§ **Your objective**
From the line that includes "What's the underlying" to the last line of the data, quote each line precisely; both boundary lines belong in the answer.

[A run of records]
▬▬▬▬▬▬▬▬▬▬

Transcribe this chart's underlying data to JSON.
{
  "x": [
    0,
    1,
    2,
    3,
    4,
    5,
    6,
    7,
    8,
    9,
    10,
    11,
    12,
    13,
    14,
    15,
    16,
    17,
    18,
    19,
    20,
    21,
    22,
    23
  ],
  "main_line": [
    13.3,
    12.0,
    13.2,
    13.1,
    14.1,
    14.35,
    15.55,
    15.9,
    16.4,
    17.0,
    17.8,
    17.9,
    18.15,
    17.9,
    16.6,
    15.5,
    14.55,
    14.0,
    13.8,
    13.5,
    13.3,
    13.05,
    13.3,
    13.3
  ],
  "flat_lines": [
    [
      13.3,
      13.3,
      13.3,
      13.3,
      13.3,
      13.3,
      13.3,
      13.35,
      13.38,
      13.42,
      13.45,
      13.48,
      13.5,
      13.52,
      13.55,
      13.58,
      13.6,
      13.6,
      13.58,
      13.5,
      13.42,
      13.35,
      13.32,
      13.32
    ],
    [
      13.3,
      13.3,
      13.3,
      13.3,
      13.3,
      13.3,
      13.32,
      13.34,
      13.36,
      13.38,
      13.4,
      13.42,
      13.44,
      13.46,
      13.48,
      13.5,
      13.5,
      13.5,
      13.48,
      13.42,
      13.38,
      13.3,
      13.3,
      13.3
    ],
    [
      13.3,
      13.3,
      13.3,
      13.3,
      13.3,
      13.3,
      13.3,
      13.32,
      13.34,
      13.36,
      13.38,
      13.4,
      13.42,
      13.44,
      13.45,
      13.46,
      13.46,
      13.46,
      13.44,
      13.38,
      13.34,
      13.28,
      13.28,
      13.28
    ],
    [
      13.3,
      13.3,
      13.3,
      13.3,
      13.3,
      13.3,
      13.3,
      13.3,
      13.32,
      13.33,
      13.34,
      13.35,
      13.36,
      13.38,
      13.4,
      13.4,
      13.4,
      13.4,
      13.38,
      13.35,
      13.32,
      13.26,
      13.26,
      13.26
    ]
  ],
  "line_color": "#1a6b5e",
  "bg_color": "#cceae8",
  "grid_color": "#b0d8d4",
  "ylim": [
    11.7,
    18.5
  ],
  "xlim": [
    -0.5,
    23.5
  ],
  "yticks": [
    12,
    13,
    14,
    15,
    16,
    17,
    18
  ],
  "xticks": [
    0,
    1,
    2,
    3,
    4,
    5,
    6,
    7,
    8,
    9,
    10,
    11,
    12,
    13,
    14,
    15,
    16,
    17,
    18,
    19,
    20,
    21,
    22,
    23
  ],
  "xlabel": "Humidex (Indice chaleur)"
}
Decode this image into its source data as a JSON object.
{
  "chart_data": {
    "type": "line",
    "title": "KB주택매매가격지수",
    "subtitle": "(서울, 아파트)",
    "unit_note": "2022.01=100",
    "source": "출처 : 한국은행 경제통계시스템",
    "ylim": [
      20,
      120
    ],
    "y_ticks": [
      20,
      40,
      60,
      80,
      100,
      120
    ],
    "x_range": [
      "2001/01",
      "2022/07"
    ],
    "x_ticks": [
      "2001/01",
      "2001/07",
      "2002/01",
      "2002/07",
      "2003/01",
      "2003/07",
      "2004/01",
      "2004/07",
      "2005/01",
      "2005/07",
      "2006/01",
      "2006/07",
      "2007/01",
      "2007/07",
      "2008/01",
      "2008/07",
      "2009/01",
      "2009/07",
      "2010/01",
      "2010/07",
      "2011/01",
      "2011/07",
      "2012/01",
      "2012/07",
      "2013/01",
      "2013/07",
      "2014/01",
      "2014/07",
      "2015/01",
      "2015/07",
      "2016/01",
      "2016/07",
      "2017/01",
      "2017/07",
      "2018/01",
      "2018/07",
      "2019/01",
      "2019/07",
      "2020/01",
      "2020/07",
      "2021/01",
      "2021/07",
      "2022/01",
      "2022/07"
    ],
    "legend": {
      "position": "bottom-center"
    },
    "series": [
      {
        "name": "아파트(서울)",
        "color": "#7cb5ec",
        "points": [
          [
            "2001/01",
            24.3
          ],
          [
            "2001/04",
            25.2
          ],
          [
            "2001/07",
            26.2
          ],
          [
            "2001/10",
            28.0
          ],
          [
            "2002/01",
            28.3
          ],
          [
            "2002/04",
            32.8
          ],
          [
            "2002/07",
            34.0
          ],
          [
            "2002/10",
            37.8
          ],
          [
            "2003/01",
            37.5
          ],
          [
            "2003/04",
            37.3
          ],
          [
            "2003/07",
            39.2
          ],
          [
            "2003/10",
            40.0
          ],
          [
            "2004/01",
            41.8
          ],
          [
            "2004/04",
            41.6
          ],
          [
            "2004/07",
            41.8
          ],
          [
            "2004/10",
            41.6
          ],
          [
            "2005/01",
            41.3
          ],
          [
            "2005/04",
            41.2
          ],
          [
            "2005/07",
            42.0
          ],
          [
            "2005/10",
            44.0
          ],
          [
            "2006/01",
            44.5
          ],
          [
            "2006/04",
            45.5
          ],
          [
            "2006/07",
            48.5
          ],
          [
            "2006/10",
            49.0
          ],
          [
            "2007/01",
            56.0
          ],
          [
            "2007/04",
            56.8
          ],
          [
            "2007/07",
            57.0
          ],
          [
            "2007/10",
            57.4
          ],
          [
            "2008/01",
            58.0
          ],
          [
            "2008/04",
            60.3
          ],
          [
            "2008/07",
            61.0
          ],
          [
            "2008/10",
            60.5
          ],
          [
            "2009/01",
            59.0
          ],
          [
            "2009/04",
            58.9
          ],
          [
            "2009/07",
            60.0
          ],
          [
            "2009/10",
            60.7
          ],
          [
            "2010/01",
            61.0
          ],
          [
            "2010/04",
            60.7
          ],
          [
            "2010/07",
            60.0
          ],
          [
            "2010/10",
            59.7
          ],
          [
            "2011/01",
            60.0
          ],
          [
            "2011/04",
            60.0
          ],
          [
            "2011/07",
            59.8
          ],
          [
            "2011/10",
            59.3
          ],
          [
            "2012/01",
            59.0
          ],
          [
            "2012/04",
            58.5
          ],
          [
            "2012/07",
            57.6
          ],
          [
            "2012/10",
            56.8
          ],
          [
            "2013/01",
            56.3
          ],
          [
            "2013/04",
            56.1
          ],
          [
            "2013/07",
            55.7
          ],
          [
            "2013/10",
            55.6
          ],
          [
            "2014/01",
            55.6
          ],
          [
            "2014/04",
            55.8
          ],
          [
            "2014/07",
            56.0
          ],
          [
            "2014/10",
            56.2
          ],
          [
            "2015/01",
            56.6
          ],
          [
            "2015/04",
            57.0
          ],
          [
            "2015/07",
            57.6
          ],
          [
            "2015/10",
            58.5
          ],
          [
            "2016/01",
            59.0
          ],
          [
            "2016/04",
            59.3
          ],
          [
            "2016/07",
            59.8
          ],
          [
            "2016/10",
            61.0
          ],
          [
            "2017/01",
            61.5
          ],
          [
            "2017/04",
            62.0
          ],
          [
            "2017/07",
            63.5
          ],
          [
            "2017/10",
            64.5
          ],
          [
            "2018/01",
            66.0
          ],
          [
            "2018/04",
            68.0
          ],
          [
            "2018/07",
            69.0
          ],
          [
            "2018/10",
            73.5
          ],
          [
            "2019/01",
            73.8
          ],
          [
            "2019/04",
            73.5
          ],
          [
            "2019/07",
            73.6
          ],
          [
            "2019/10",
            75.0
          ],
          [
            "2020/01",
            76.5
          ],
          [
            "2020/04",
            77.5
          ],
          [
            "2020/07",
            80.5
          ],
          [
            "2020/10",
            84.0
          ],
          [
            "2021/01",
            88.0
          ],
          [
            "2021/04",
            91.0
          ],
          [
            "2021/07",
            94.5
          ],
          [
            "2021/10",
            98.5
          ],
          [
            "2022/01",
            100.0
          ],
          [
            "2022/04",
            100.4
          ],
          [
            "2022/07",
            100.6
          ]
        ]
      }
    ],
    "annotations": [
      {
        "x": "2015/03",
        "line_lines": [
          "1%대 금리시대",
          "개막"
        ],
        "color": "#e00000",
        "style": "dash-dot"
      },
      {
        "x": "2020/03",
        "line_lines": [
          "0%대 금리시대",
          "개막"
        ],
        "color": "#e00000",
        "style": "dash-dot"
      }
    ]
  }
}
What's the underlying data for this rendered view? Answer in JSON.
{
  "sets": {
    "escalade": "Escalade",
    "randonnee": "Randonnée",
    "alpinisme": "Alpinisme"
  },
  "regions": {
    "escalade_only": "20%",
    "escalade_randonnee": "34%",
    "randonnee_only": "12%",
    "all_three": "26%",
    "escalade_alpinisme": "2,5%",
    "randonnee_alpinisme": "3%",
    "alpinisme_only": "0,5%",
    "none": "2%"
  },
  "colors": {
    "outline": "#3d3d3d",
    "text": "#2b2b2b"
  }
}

▬▬▬▬▬▬▬▬▬▬

§ **Solution for this problem**
What's the underlying data for this rendered view? Answer in JSON.
{
  "sets": {
    "escalade": "Escalade",
    "randonnee": "Randonnée",
    "alpinisme": "Alpinisme"
  },
  "regions": {
    "escalade_only": "20%",
    "escalade_randonnee": "34%",
    "randonnee_only": "12%",
    "all_three": "26%",
    "escalade_alpinisme": "2,5%",
    "randonnee_alpinisme": "3%",
    "alpinisme_only": "0,5%",
    "none": "2%"
  },
  "colors": {
    "outline": "#3d3d3d",
    "text": "#2b2b2b"
  }
}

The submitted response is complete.